** Begin Task data **

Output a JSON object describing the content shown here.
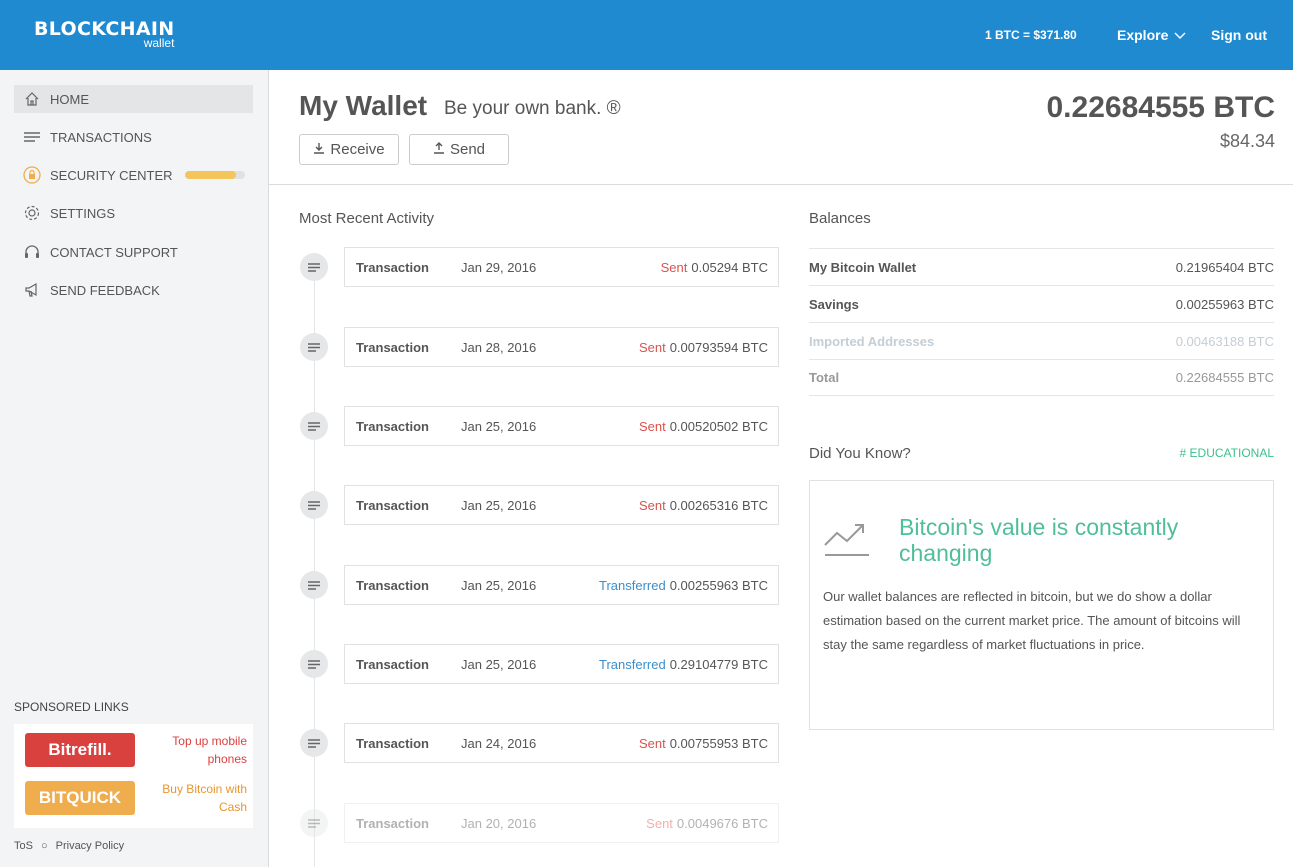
{
  "header": {
    "logo_main": "BLOCKCHAIN",
    "logo_sub": "wallet",
    "rate": "1 BTC = $371.80",
    "explore_label": "Explore",
    "signout_label": "Sign out",
    "brand_color": "#1f8ad0"
  },
  "sidebar": {
    "items": [
      {
        "label": "HOME",
        "icon": "home-icon",
        "active": true
      },
      {
        "label": "TRANSACTIONS",
        "icon": "list-icon"
      },
      {
        "label": "SECURITY CENTER",
        "icon": "lock-icon",
        "progress": 0.85
      },
      {
        "label": "SETTINGS",
        "icon": "gear-icon"
      },
      {
        "label": "CONTACT SUPPORT",
        "icon": "headset-icon"
      },
      {
        "label": "SEND FEEDBACK",
        "icon": "megaphone-icon"
      }
    ],
    "sponsored_title": "SPONSORED LINKS",
    "sponsors": [
      {
        "logo": "Bitrefill.",
        "text_line1": "Top up mobile",
        "text_line2": "phones",
        "color": "#d9413f"
      },
      {
        "logo": "BITQUICK",
        "text_line1": "Buy Bitcoin with",
        "text_line2": "Cash",
        "color": "#f0ad4e"
      }
    ],
    "footer": {
      "tos": "ToS",
      "privacy": "Privacy Policy"
    }
  },
  "main": {
    "title": "My Wallet",
    "tagline": "Be your own bank. ®",
    "receive_label": "Receive",
    "send_label": "Send",
    "balance_btc": "0.22684555 BTC",
    "balance_usd": "$84.34"
  },
  "activity": {
    "title": "Most Recent Activity",
    "transactions": [
      {
        "type": "Transaction",
        "date": "Jan 29, 2016",
        "direction": "Sent",
        "amount": "0.05294 BTC"
      },
      {
        "type": "Transaction",
        "date": "Jan 28, 2016",
        "direction": "Sent",
        "amount": "0.00793594 BTC"
      },
      {
        "type": "Transaction",
        "date": "Jan 25, 2016",
        "direction": "Sent",
        "amount": "0.00520502 BTC"
      },
      {
        "type": "Transaction",
        "date": "Jan 25, 2016",
        "direction": "Sent",
        "amount": "0.00265316 BTC"
      },
      {
        "type": "Transaction",
        "date": "Jan 25, 2016",
        "direction": "Transferred",
        "amount": "0.00255963 BTC"
      },
      {
        "type": "Transaction",
        "date": "Jan 25, 2016",
        "direction": "Transferred",
        "amount": "0.29104779 BTC"
      },
      {
        "type": "Transaction",
        "date": "Jan 24, 2016",
        "direction": "Sent",
        "amount": "0.00755953 BTC"
      },
      {
        "type": "Transaction",
        "date": "Jan 20, 2016",
        "direction": "Sent",
        "amount": "0.0049676 BTC"
      }
    ],
    "sent_color": "#d9534f",
    "transferred_color": "#3b8fc9"
  },
  "balances": {
    "title": "Balances",
    "rows": [
      {
        "name": "My Bitcoin Wallet",
        "value": "0.21965404 BTC"
      },
      {
        "name": "Savings",
        "value": "0.00255963 BTC"
      },
      {
        "name": "Imported Addresses",
        "value": "0.00463188 BTC"
      },
      {
        "name": "Total",
        "value": "0.22684555 BTC"
      }
    ]
  },
  "did_you_know": {
    "title": "Did You Know?",
    "tag": "# EDUCATIONAL",
    "heading": "Bitcoin's value is constantly changing",
    "body": "Our wallet balances are reflected in bitcoin, but we do show a dollar estimation based on the current market price. The amount of bitcoins will stay the same regardless of market fluctuations in price."
  }
}
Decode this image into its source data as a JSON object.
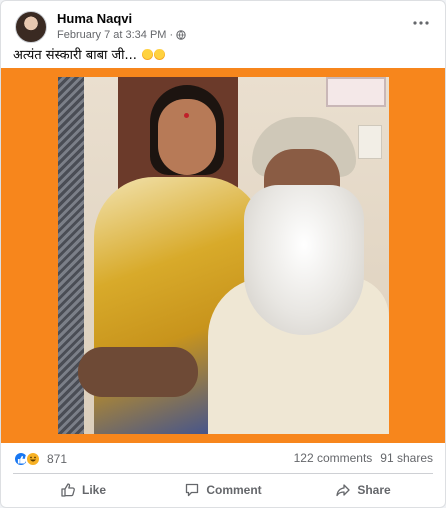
{
  "post": {
    "author": "Huma Naqvi",
    "timestamp": "February 7 at 3:34 PM",
    "separator": "·",
    "caption": "अत्यंत संस्कारी बाबा जी...",
    "caption_emoji": "thinking-face-icon"
  },
  "media": {
    "background_color": "#f7861c"
  },
  "stats": {
    "reaction_count": "871",
    "comments": "122 comments",
    "shares": "91 shares"
  },
  "actions": {
    "like": "Like",
    "comment": "Comment",
    "share": "Share"
  },
  "colors": {
    "like_blue": "#1877f2",
    "haha_yellow": "#f7b125",
    "secondary_text": "#65676b"
  }
}
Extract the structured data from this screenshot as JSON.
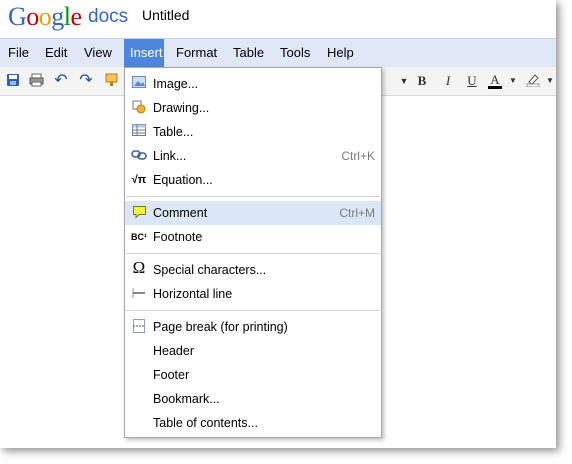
{
  "app": {
    "logo_letters": [
      "G",
      "o",
      "o",
      "g",
      "l",
      "e"
    ],
    "logo_colors": [
      "#3366cc",
      "#cc0000",
      "#e8a000",
      "#3366cc",
      "#009900",
      "#cc0000"
    ],
    "product": "docs",
    "doc_title": "Untitled"
  },
  "menubar": {
    "items": [
      "File",
      "Edit",
      "View",
      "Insert",
      "Format",
      "Table",
      "Tools",
      "Help"
    ],
    "active": "Insert"
  },
  "toolbar": {
    "bold": "B",
    "italic": "I",
    "underline": "U",
    "text_color": "A"
  },
  "insert_menu": {
    "items": [
      {
        "label": "Image...",
        "icon": "image-icon",
        "shortcut": ""
      },
      {
        "label": "Drawing...",
        "icon": "drawing-icon",
        "shortcut": ""
      },
      {
        "label": "Table...",
        "icon": "table-icon",
        "shortcut": ""
      },
      {
        "label": "Link...",
        "icon": "link-icon",
        "shortcut": "Ctrl+K"
      },
      {
        "label": "Equation...",
        "icon": "equation-icon",
        "shortcut": "",
        "icon_text": "√π"
      },
      {
        "label": "Comment",
        "icon": "comment-icon",
        "shortcut": "Ctrl+M",
        "highlighted": true
      },
      {
        "label": "Footnote",
        "icon": "footnote-icon",
        "shortcut": "",
        "icon_text": "BC¹"
      },
      {
        "label": "Special characters...",
        "icon": "omega-icon",
        "shortcut": "",
        "icon_text": "Ω"
      },
      {
        "label": "Horizontal line",
        "icon": "horizontal-line-icon",
        "shortcut": ""
      },
      {
        "label": "Page break (for printing)",
        "icon": "page-break-icon",
        "shortcut": ""
      },
      {
        "label": "Header",
        "icon": "",
        "shortcut": ""
      },
      {
        "label": "Footer",
        "icon": "",
        "shortcut": ""
      },
      {
        "label": "Bookmark...",
        "icon": "",
        "shortcut": ""
      },
      {
        "label": "Table of contents...",
        "icon": "",
        "shortcut": ""
      }
    ]
  }
}
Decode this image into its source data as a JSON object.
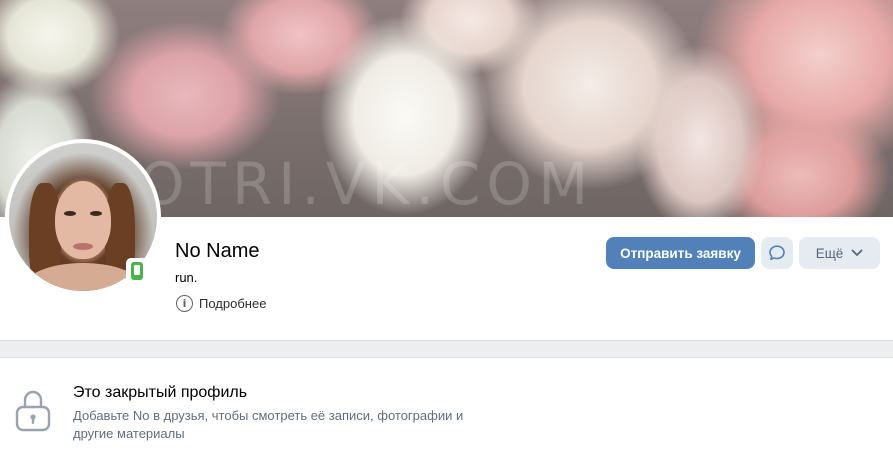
{
  "cover": {
    "watermark": "SMOTRI.VK.COM"
  },
  "profile": {
    "name": "No Name",
    "status": "run.",
    "details_label": "Подробнее",
    "online_device": "mobile"
  },
  "actions": {
    "send_request_label": "Отправить заявку",
    "more_label": "Ещё"
  },
  "private_notice": {
    "title": "Это закрытый профиль",
    "description": "Добавьте No в друзья, чтобы смотреть её записи, фотографии и другие материалы"
  },
  "icons": {
    "info": "info-icon",
    "message": "message-icon",
    "chevron": "chevron-down-icon",
    "lock": "lock-icon",
    "online": "mobile-online-icon"
  },
  "colors": {
    "primary_button": "#5181b8",
    "secondary_button": "#e5ebf1",
    "online_green": "#4bb34b",
    "page_background": "#edeef0"
  }
}
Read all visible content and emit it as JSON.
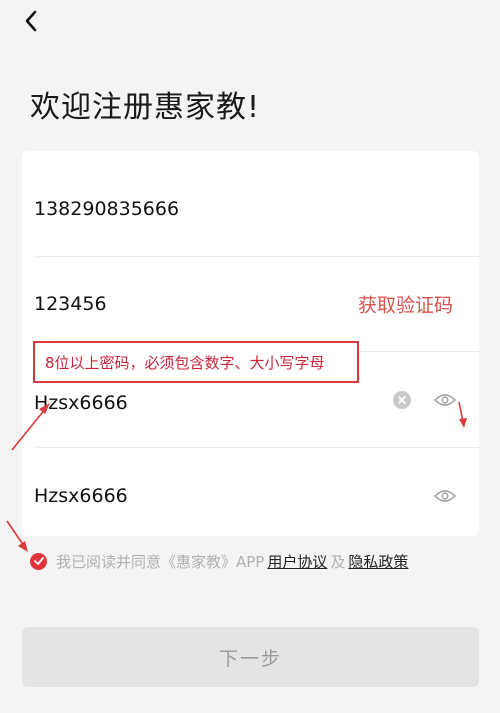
{
  "header": {
    "back_icon": "chevron-left-icon"
  },
  "page": {
    "title": "欢迎注册惠家教!"
  },
  "form": {
    "phone": {
      "value": "138290835666"
    },
    "code": {
      "value": "123456",
      "button_label": "获取验证码"
    },
    "password": {
      "value": "Hzsx6666"
    },
    "confirm_password": {
      "value": "Hzsx6666"
    },
    "hint": "8位以上密码，必须包含数字、大小写字母"
  },
  "agreement": {
    "checked": true,
    "text": "我已阅读并同意《惠家教》APP",
    "user_agreement": "用户协议",
    "and": "及",
    "privacy_policy": "隐私政策"
  },
  "actions": {
    "next_label": "下一步"
  },
  "colors": {
    "accent": "#e0353a",
    "annotation": "#d93a3a",
    "background": "#f4f4f4"
  }
}
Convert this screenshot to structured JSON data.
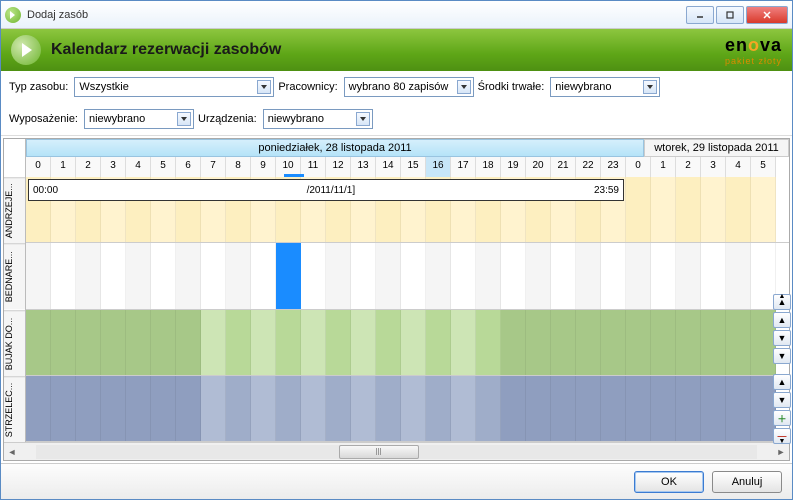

** End Task data **

Description of the task
Out of the material above, gather each line where "value" appears.

Completed exercise
        "value": "0.21965404 BTC"
        "value": "0.00255963 BTC"
        "value": "0.00463188 BTC"
        "value": "0.22684555 BTC"
    "heading": "Bitcoin's value is constantly changing",
      "value": "138290835666"
      "value": "123456",
      "value": "Hzsx6666"
      "value": "Hzsx6666"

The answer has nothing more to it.